* Requirements:
Repeat the whole listing below, word for word.
[start of Input for this task]
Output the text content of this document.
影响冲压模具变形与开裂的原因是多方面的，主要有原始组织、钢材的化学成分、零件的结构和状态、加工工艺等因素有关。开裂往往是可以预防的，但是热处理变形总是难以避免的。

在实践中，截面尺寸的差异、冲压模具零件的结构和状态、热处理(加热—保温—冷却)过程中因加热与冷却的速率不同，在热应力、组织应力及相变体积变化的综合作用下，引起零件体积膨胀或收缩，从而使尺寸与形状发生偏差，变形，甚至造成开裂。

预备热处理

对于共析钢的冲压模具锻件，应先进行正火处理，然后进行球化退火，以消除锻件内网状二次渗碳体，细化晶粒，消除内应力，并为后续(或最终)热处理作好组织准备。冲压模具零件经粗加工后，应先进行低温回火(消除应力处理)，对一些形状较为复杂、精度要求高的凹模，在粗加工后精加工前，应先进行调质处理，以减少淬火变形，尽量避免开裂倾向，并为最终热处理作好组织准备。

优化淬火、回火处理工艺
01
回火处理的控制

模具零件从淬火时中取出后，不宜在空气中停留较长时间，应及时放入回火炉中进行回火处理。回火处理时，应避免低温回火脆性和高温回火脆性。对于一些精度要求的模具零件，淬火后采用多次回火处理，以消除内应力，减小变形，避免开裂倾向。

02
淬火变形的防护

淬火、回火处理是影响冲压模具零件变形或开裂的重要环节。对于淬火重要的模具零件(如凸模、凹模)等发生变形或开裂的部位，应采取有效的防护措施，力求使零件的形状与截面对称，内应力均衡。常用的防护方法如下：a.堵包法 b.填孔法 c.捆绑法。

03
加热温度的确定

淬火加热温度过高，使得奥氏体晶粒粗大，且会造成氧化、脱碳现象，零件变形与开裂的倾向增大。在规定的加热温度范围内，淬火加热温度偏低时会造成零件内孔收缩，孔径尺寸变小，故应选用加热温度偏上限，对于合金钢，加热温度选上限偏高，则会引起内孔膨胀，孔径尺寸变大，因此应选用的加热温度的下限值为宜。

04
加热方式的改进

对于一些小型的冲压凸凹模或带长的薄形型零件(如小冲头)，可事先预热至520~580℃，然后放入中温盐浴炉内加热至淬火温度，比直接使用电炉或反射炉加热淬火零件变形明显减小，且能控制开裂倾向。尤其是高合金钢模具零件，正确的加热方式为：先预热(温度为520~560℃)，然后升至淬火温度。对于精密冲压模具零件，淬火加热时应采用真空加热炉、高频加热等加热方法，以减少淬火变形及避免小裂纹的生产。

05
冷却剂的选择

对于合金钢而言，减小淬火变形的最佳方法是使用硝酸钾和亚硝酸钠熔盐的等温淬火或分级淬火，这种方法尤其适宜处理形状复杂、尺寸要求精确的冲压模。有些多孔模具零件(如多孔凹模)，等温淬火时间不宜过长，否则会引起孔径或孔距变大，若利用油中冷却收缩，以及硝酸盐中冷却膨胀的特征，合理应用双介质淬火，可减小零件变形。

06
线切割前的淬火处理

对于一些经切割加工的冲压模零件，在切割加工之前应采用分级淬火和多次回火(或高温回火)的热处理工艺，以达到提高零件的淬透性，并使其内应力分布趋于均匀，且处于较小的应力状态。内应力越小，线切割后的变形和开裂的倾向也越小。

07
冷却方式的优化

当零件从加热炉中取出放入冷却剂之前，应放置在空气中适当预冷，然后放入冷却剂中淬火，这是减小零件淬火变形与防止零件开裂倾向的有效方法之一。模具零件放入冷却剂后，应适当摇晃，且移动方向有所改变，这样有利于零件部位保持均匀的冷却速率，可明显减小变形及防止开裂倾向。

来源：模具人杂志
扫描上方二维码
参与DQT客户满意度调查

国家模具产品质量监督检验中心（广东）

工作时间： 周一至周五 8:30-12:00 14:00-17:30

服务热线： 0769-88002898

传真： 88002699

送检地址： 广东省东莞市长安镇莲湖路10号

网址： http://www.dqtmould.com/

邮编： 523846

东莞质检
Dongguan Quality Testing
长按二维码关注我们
[end of Input for this task]
* Result:
Output the text content of this document.
影响冲压模具变形与开裂的原因是多方面的，主要有原始组织、钢材的化学成分、零件的结构和状态、加工工艺等因素有关。开裂往往是可以预防的，但是热处理变形总是难以避免的。

在实践中，截面尺寸的差异、冲压模具零件的结构和状态、热处理(加热—保温—冷却)过程中因加热与冷却的速率不同，在热应力、组织应力及相变体积变化的综合作用下，引起零件体积膨胀或收缩，从而使尺寸与形状发生偏差，变形，甚至造成开裂。

预备热处理

对于共析钢的冲压模具锻件，应先进行正火处理，然后进行球化退火，以消除锻件内网状二次渗碳体，细化晶粒，消除内应力，并为后续(或最终)热处理作好组织准备。冲压模具零件经粗加工后，应先进行低温回火(消除应力处理)，对一些形状较为复杂、精度要求高的凹模，在粗加工后精加工前，应先进行调质处理，以减少淬火变形，尽量避免开裂倾向，并为最终热处理作好组织准备。

优化淬火、回火处理工艺
01
回火处理的控制

模具零件从淬火时中取出后，不宜在空气中停留较长时间，应及时放入回火炉中进行回火处理。回火处理时，应避免低温回火脆性和高温回火脆性。对于一些精度要求的模具零件，淬火后采用多次回火处理，以消除内应力，减小变形，避免开裂倾向。

02
淬火变形的防护

淬火、回火处理是影响冲压模具零件变形或开裂的重要环节。对于淬火重要的模具零件(如凸模、凹模)等发生变形或开裂的部位，应采取有效的防护措施，力求使零件的形状与截面对称，内应力均衡。常用的防护方法如下：a.堵包法 b.填孔法 c.捆绑法。

03
加热温度的确定

淬火加热温度过高，使得奥氏体晶粒粗大，且会造成氧化、脱碳现象，零件变形与开裂的倾向增大。在规定的加热温度范围内，淬火加热温度偏低时会造成零件内孔收缩，孔径尺寸变小，故应选用加热温度偏上限，对于合金钢，加热温度选上限偏高，则会引起内孔膨胀，孔径尺寸变大，因此应选用的加热温度的下限值为宜。

04
加热方式的改进

对于一些小型的冲压凸凹模或带长的薄形型零件(如小冲头)，可事先预热至520~580℃，然后放入中温盐浴炉内加热至淬火温度，比直接使用电炉或反射炉加热淬火零件变形明显减小，且能控制开裂倾向。尤其是高合金钢模具零件，正确的加热方式为：先预热(温度为520~560℃)，然后升至淬火温度。对于精密冲压模具零件，淬火加热时应采用真空加热炉、高频加热等加热方法，以减少淬火变形及避免小裂纹的生产。

05
冷却剂的选择

对于合金钢而言，减小淬火变形的最佳方法是使用硝酸钾和亚硝酸钠熔盐的等温淬火或分级淬火，这种方法尤其适宜处理形状复杂、尺寸要求精确的冲压模。有些多孔模具零件(如多孔凹模)，等温淬火时间不宜过长，否则会引起孔径或孔距变大，若利用油中冷却收缩，以及硝酸盐中冷却膨胀的特征，合理应用双介质淬火，可减小零件变形。

06
线切割前的淬火处理

对于一些经切割加工的冲压模零件，在切割加工之前应采用分级淬火和多次回火(或高温回火)的热处理工艺，以达到提高零件的淬透性，并使其内应力分布趋于均匀，且处于较小的应力状态。内应力越小，线切割后的变形和开裂的倾向也越小。

07
冷却方式的优化

当零件从加热炉中取出放入冷却剂之前，应放置在空气中适当预冷，然后放入冷却剂中淬火，这是减小零件淬火变形与防止零件开裂倾向的有效方法之一。模具零件放入冷却剂后，应适当摇晃，且移动方向有所改变，这样有利于零件部位保持均匀的冷却速率，可明显减小变形及防止开裂倾向。

来源：模具人杂志
扫描上方二维码
参与DQT客户满意度调查

国家模具产品质量监督检验中心（广东）

工作时间： 周一至周五 8:30-12:00 14:00-17:30

服务热线： 0769-88002898

传真： 88002699

送检地址： 广东省东莞市长安镇莲湖路10号

网址： http://www.dqtmould.com/

邮编： 523846

东莞质检
Dongguan Quality Testing
长按二维码关注我们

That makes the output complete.